> [Your goal] Drop the pictures from the entries below, then reproduce the rest exactly.

>> start Given entries

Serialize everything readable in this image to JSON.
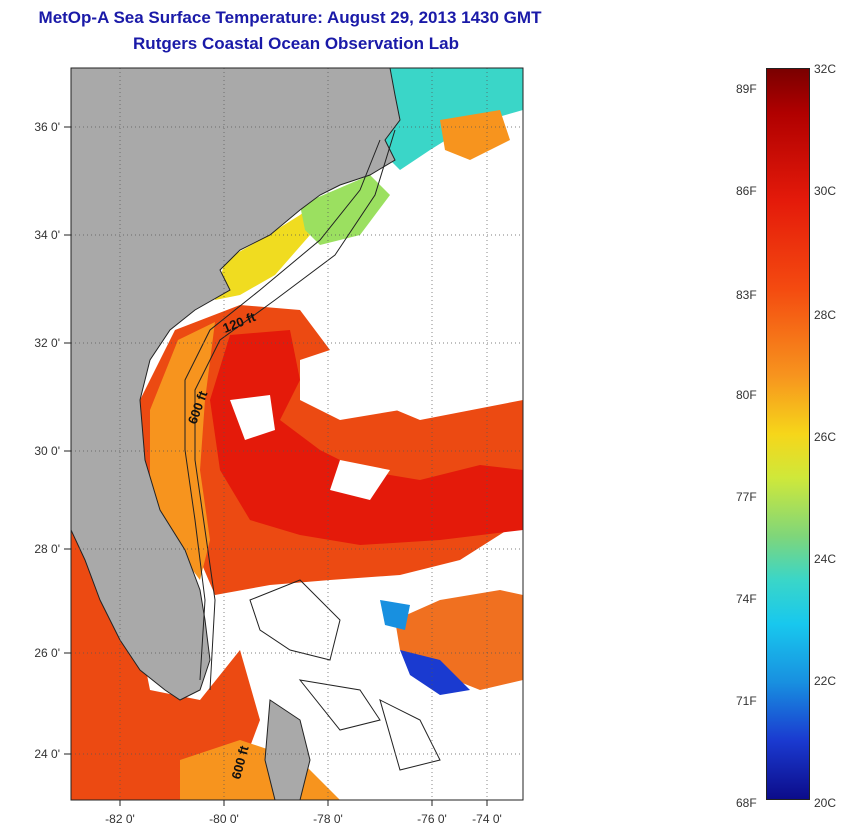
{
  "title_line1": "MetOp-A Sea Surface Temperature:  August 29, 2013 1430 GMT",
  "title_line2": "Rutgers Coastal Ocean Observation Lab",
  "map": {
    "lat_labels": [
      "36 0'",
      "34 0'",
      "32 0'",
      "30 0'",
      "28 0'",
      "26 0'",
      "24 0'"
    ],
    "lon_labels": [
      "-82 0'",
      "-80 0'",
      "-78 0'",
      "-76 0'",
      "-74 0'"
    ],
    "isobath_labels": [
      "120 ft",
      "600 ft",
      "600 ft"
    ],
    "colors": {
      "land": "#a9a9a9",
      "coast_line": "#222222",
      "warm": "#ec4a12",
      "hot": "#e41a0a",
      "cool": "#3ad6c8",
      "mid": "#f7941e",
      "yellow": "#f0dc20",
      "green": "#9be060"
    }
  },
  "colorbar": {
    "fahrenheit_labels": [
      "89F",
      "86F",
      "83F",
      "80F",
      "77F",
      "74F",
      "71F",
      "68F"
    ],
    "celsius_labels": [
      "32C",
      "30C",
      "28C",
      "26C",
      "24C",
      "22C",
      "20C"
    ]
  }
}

>> end Given entries

> [Result below]
Serialize everything readable in this image to JSON.
{
  "title_line1": "MetOp-A Sea Surface Temperature:  August 29, 2013 1430 GMT",
  "title_line2": "Rutgers Coastal Ocean Observation Lab",
  "map": {
    "lat_labels": [
      "36 0'",
      "34 0'",
      "32 0'",
      "30 0'",
      "28 0'",
      "26 0'",
      "24 0'"
    ],
    "lon_labels": [
      "-82 0'",
      "-80 0'",
      "-78 0'",
      "-76 0'",
      "-74 0'"
    ],
    "isobath_labels": [
      "120 ft",
      "600 ft",
      "600 ft"
    ],
    "colors": {
      "land": "#a9a9a9",
      "coast_line": "#222222",
      "warm": "#ec4a12",
      "hot": "#e41a0a",
      "cool": "#3ad6c8",
      "mid": "#f7941e",
      "yellow": "#f0dc20",
      "green": "#9be060"
    }
  },
  "colorbar": {
    "fahrenheit_labels": [
      "89F",
      "86F",
      "83F",
      "80F",
      "77F",
      "74F",
      "71F",
      "68F"
    ],
    "celsius_labels": [
      "32C",
      "30C",
      "28C",
      "26C",
      "24C",
      "22C",
      "20C"
    ]
  }
}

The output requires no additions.